[REQUIRED TASK] Exclude the pictures, then repeat the remaining data exactly.

** Begin MATERIAL FOR THIS EXERCISE **

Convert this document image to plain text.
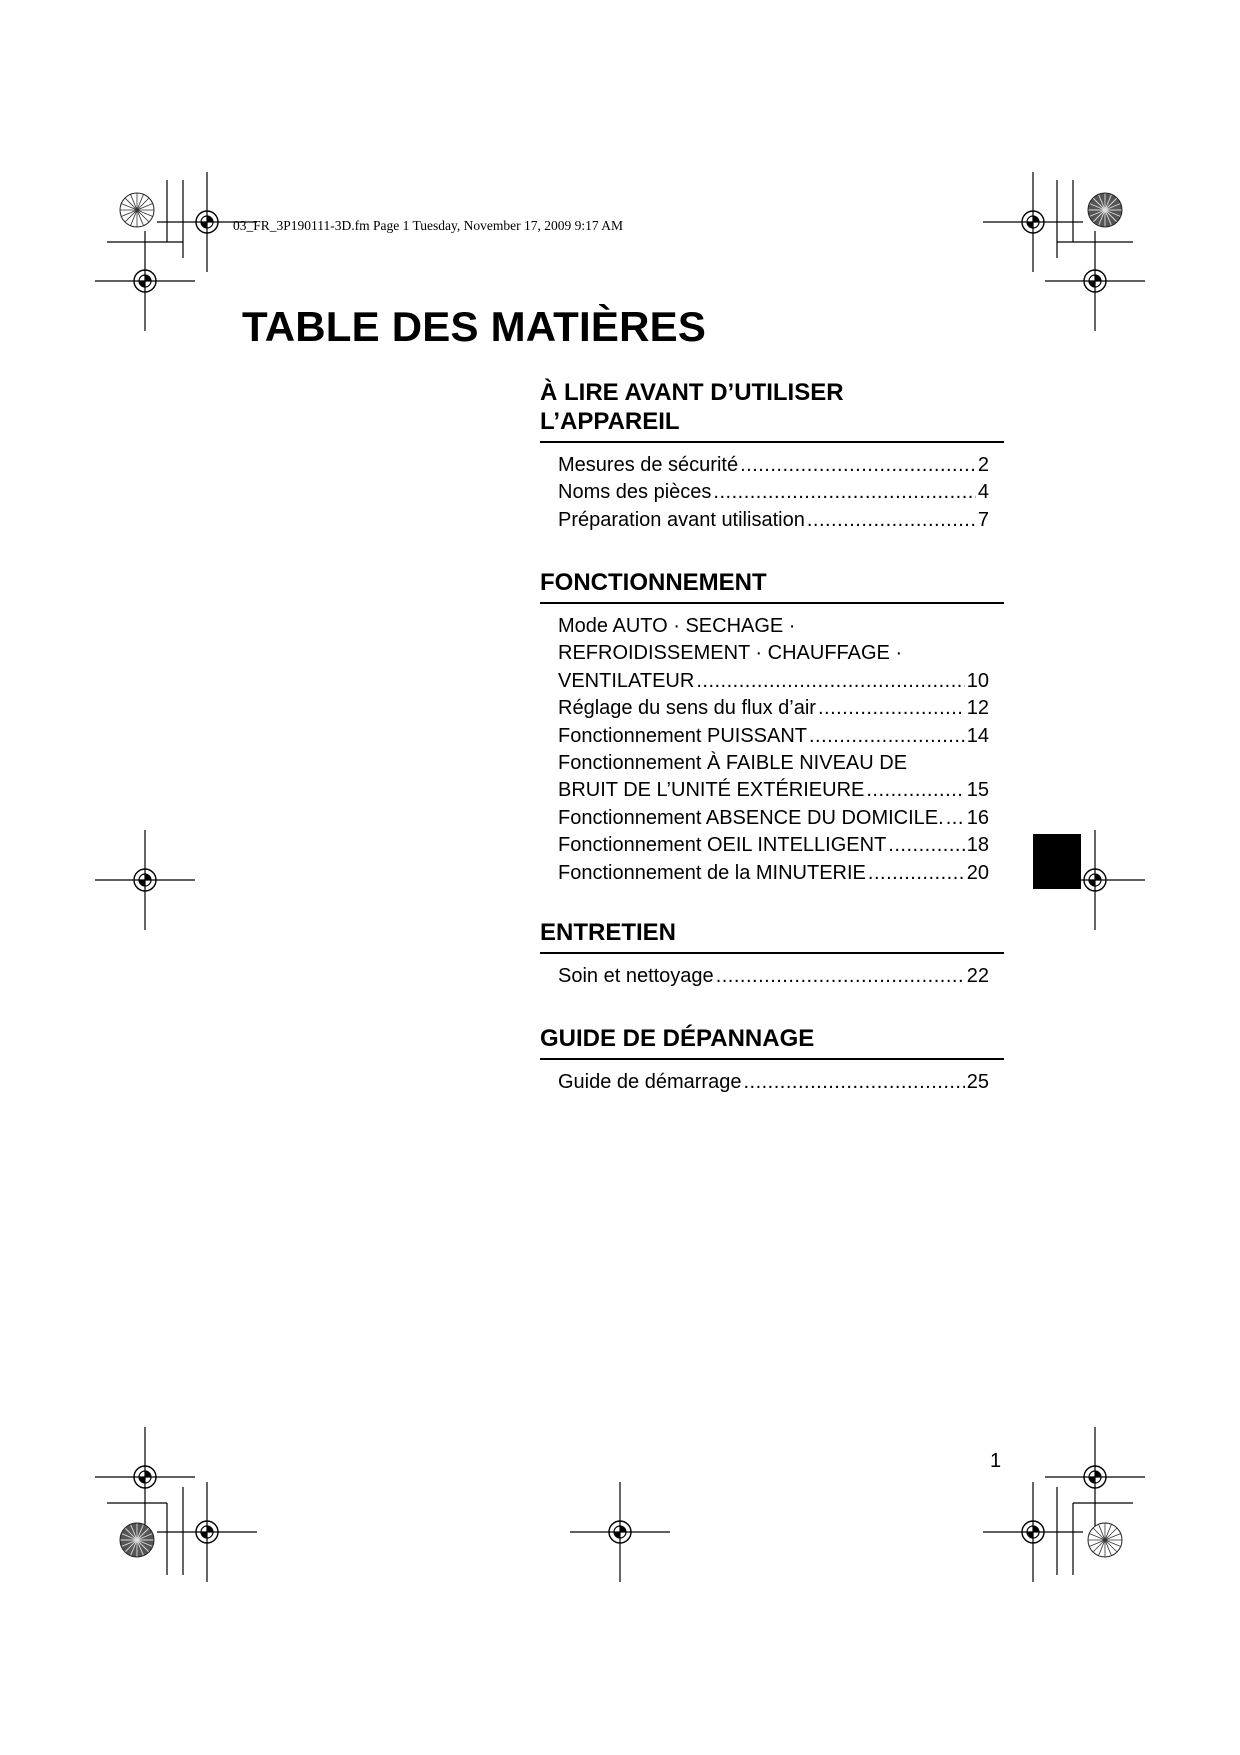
03_FR_3P190111-3D.fm Page 1 Tuesday, November 17, 2009 9:17 AM
TABLE DES MATIÈRES
À LIRE AVANT D’UTILISER
L’APPAREIL
Mesures de sécurité .....	2
Noms des pièces .....	4
Préparation avant utilisation .....	7
FONCTIONNEMENT
Mode AUTO · SECHAGE ·
REFROIDISSEMENT · CHAUFFAGE ·
VENTILATEUR .....	10
Réglage du sens du flux d’air .....	12
Fonctionnement PUISSANT .....	14
Fonctionnement À FAIBLE NIVEAU DE
BRUIT DE L’UNITÉ EXTÉRIEURE .....	15
Fonctionnement ABSENCE DU DOMICILE. ..... 16
Fonctionnement OEIL INTELLIGENT .....	18
Fonctionnement de la MINUTERIE .....	20
ENTRETIEN
Soin et nettoyage .....	22
GUIDE DE DÉPANNAGE
Guide de démarrage .....	25
1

** End MATERIAL FOR THIS EXERCISE **

[SOLUTION FOR THIS PROBLEM]
Convert this document image to plain text.
03_FR_3P190111-3D.fm Page 1 Tuesday, November 17, 2009 9:17 AM
TABLE DES MATIÈRES
À LIRE AVANT D’UTILISER
L’APPAREIL
Mesures de sécurité .....	2
Noms des pièces .....	4
Préparation avant utilisation .....	7
FONCTIONNEMENT
Mode AUTO · SECHAGE ·
REFROIDISSEMENT · CHAUFFAGE ·
VENTILATEUR .....	10
Réglage du sens du flux d’air .....	12
Fonctionnement PUISSANT .....	14
Fonctionnement À FAIBLE NIVEAU DE
BRUIT DE L’UNITÉ EXTÉRIEURE .....	15
Fonctionnement ABSENCE DU DOMICILE. ..... 16
Fonctionnement OEIL INTELLIGENT .....	18
Fonctionnement de la MINUTERIE .....	20
ENTRETIEN
Soin et nettoyage .....	22
GUIDE DE DÉPANNAGE
Guide de démarrage .....	25
1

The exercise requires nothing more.